* [Zu lösende Aufgabe]: Gib aus dem Text über Öl auf Meereswellen die Stelle wortgetreu wieder, die mit „Durch vergleichende Versuche“ beginnt und bis einschließlich „die zäheren animalischen.“ weitergeht.

* [Zu lesender Text]:
Nach Beendigung seiner Versuche, an der Mündung des Hafens von Niewpoort angestellt,
warf er eine offene Flasche mit einer halben Pinte Leinöhl in die Wellen.
„Die Flasche“, sagte er, „ging wegen der Schwere
des schwarzen Glases und wegen des eindringenden Salzwassers, welches den Rest
des Oehls austrieb, bald zu Grunde, und das Oehl breitete sich augenbliklich
über die ganze Wasserfläche aus, bis es diese in der vollen Breite des Hafens
glatt und glänzend gemacht, die von der Fluth und dem Winde verursachte Deining
und Brandung vermindert hatte.
Je stärker der Wind auf diese fettige Oberfläche blies, desto mehr wurden die Wellen
(vagues) herabgedrükt und verflächt; das Rollen und
Aufwallen der vom Meere kommenden Wogen (flots) hielt
indeß fortwährend an. Die Wirkungen dieser kleinen Menge Oehl hielten, obwohl
abnehmend, eine gute Viertelstunde an, bis das Oehl ins Meer zerstreut oder gegen
die Ufer des Hafens getrieben worden war.
Durch vergleichende Versuche mit verschiedenen Oehlarten fand
Mann, daß Leinöhl, Rüböhl und
andere vegetabilische Oehle besser und schneller wirkten
als die zäheren animalischen.
In Betreff der nüzlichen Anwendungen, die von diesen Erscheinungen gemacht werden
könnten, sagt Mann, daß wenn ein Schiff zur Sturmzeit
eine beträchtliche Menge Oehl in die Wogen gieße und deren Spuren auf der Windseite
folge, es sich wohl gegen die ungeheuren Wogen und Sturzseen (brisants) schüzen könne, die sonst in jedem Augenblik auf das Schiff
hereinbrechen und es zu versenken drohen. So schiffend dürfe man hoffen, auf freiem
Meere einem starken Sturme zu entwischen. Unter solchen Umständen handle es sich
nicht um genaue Verfolgung des Weges.

* [Auszug Datensätze]:
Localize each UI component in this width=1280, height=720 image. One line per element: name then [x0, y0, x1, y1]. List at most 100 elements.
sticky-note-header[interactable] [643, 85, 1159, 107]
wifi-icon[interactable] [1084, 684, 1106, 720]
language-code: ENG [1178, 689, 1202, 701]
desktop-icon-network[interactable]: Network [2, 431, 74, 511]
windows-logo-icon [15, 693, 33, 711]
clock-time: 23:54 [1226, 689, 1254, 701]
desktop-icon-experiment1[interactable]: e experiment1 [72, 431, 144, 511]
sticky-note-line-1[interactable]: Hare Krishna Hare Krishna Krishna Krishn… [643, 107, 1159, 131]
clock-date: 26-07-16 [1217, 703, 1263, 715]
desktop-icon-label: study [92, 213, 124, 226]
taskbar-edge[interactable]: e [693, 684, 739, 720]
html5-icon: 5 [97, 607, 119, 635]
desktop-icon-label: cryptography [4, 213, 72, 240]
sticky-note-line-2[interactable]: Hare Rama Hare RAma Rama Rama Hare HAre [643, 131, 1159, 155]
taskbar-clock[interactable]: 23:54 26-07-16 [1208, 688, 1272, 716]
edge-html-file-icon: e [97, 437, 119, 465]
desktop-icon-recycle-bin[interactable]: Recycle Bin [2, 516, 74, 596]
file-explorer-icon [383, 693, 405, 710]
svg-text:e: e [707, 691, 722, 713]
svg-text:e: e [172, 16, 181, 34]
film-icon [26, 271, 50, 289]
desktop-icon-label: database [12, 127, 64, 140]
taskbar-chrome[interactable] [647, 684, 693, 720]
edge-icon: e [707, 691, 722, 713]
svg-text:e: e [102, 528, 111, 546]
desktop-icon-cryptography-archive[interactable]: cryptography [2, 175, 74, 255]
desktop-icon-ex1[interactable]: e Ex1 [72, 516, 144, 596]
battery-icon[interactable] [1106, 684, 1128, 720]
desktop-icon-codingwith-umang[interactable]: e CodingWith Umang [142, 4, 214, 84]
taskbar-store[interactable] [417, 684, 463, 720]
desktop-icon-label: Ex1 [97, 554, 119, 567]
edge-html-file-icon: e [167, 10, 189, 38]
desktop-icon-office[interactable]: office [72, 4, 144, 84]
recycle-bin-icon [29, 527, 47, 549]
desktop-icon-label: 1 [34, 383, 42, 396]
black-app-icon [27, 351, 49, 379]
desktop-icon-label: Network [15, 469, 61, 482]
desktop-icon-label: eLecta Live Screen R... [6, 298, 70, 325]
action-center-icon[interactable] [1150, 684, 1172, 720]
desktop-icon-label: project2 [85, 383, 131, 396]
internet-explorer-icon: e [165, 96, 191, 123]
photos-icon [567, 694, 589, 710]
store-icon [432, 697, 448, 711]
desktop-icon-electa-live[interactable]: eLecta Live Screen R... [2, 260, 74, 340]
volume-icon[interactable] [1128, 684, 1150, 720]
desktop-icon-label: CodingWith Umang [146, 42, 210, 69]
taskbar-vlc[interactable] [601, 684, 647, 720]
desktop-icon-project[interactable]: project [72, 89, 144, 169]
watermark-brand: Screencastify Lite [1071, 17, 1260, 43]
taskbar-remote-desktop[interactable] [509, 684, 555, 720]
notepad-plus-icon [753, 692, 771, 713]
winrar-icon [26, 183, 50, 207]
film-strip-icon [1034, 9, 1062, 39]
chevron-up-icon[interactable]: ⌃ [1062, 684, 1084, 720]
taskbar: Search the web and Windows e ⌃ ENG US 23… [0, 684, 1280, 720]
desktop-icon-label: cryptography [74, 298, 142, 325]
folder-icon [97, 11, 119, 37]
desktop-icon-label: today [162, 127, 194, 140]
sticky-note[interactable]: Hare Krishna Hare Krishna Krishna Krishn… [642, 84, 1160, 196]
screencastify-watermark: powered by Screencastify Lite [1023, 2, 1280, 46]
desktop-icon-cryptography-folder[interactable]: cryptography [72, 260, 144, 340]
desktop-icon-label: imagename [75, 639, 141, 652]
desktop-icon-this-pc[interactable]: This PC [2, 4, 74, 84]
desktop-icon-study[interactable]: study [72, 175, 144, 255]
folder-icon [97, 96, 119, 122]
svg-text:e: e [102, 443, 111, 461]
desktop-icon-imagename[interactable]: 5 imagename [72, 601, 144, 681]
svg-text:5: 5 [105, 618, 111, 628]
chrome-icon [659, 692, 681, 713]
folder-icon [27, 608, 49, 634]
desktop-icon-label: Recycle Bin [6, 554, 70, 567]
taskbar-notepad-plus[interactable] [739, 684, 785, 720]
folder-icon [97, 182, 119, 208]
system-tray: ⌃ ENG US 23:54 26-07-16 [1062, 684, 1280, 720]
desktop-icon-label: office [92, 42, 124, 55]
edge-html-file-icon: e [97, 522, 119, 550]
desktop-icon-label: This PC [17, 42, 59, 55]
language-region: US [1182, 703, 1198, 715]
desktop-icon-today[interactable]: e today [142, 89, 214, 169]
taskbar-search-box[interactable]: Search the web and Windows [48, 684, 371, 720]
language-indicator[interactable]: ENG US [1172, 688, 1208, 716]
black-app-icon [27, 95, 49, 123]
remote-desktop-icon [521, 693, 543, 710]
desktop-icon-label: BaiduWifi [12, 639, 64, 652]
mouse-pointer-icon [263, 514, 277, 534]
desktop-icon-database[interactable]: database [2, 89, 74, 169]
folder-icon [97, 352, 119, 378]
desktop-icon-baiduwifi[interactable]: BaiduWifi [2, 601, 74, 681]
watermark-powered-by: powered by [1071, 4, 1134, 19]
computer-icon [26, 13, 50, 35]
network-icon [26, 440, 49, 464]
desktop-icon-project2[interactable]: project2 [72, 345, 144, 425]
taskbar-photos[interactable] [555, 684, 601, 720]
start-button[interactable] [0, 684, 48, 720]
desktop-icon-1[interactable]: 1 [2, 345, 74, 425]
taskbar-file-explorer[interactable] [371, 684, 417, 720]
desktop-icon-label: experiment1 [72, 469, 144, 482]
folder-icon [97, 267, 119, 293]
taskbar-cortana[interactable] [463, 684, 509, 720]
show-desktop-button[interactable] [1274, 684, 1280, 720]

* [Richtige Antwort]:
Durch vergleichende Versuche mit verschiedenen Oehlarten fand
Mann, daß Leinöhl, Rüböhl und
andere vegetabilische Oehle besser und schneller wirkten
als die zäheren animalischen.